- What you are asked to do -
Below are some records; retype all of them exactly.
************
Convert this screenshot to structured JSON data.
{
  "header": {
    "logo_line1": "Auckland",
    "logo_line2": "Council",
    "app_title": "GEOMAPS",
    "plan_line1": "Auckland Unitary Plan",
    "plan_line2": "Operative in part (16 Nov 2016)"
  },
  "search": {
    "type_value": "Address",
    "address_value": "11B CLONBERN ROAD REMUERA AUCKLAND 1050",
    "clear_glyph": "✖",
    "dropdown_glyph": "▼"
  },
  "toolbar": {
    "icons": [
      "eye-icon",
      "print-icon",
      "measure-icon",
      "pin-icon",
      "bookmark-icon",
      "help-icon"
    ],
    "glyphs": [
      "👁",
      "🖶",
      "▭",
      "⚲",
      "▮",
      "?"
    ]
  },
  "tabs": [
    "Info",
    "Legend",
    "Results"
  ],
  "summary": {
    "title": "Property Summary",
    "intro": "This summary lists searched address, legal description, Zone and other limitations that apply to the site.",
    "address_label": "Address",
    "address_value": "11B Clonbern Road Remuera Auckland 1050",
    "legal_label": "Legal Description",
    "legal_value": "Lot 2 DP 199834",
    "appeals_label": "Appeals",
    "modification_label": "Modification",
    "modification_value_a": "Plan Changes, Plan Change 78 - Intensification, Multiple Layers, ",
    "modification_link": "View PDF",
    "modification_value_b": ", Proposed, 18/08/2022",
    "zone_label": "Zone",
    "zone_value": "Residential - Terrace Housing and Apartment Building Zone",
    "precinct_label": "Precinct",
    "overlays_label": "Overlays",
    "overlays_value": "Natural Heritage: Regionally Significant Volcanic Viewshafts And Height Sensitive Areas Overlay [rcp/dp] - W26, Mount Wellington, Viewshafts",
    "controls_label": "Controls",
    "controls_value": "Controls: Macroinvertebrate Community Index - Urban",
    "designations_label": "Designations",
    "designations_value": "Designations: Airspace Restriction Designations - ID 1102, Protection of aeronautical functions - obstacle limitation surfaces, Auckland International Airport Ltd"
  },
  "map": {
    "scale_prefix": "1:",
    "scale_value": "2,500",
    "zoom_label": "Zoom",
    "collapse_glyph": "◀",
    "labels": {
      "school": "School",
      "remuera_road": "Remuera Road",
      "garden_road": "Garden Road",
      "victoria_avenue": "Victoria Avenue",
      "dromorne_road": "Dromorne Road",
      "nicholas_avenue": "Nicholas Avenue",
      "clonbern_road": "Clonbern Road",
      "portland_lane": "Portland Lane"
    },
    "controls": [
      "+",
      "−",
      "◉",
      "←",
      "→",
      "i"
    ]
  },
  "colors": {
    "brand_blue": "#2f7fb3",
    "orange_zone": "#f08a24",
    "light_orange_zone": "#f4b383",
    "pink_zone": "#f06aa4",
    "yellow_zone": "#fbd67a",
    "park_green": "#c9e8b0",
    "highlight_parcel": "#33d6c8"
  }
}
************
- Result for this exercise -
Convert this screenshot to structured JSON data.
{
  "header": {
    "logo_line1": "Auckland",
    "logo_line2": "Council",
    "app_title": "GEOMAPS",
    "plan_line1": "Auckland Unitary Plan",
    "plan_line2": "Operative in part (16 Nov 2016)"
  },
  "search": {
    "type_value": "Address",
    "address_value": "11B CLONBERN ROAD REMUERA AUCKLAND 1050",
    "clear_glyph": "✖",
    "dropdown_glyph": "▼"
  },
  "toolbar": {
    "icons": [
      "eye-icon",
      "print-icon",
      "measure-icon",
      "pin-icon",
      "bookmark-icon",
      "help-icon"
    ],
    "glyphs": [
      "👁",
      "🖶",
      "▭",
      "⚲",
      "▮",
      "?"
    ]
  },
  "tabs": [
    "Info",
    "Legend",
    "Results"
  ],
  "summary": {
    "title": "Property Summary",
    "intro": "This summary lists searched address, legal description, Zone and other limitations that apply to the site.",
    "address_label": "Address",
    "address_value": "11B Clonbern Road Remuera Auckland 1050",
    "legal_label": "Legal Description",
    "legal_value": "Lot 2 DP 199834",
    "appeals_label": "Appeals",
    "modification_label": "Modification",
    "modification_value_a": "Plan Changes, Plan Change 78 - Intensification, Multiple Layers, ",
    "modification_link": "View PDF",
    "modification_value_b": ", Proposed, 18/08/2022",
    "zone_label": "Zone",
    "zone_value": "Residential - Terrace Housing and Apartment Building Zone",
    "precinct_label": "Precinct",
    "overlays_label": "Overlays",
    "overlays_value": "Natural Heritage: Regionally Significant Volcanic Viewshafts And Height Sensitive Areas Overlay [rcp/dp] - W26, Mount Wellington, Viewshafts",
    "controls_label": "Controls",
    "controls_value": "Controls: Macroinvertebrate Community Index - Urban",
    "designations_label": "Designations",
    "designations_value": "Designations: Airspace Restriction Designations - ID 1102, Protection of aeronautical functions - obstacle limitation surfaces, Auckland International Airport Ltd"
  },
  "map": {
    "scale_prefix": "1:",
    "scale_value": "2,500",
    "zoom_label": "Zoom",
    "collapse_glyph": "◀",
    "labels": {
      "school": "School",
      "remuera_road": "Remuera Road",
      "garden_road": "Garden Road",
      "victoria_avenue": "Victoria Avenue",
      "dromorne_road": "Dromorne Road",
      "nicholas_avenue": "Nicholas Avenue",
      "clonbern_road": "Clonbern Road",
      "portland_lane": "Portland Lane"
    },
    "controls": [
      "+",
      "−",
      "◉",
      "←",
      "→",
      "i"
    ]
  },
  "colors": {
    "brand_blue": "#2f7fb3",
    "orange_zone": "#f08a24",
    "light_orange_zone": "#f4b383",
    "pink_zone": "#f06aa4",
    "yellow_zone": "#fbd67a",
    "park_green": "#c9e8b0",
    "highlight_parcel": "#33d6c8"
  }
}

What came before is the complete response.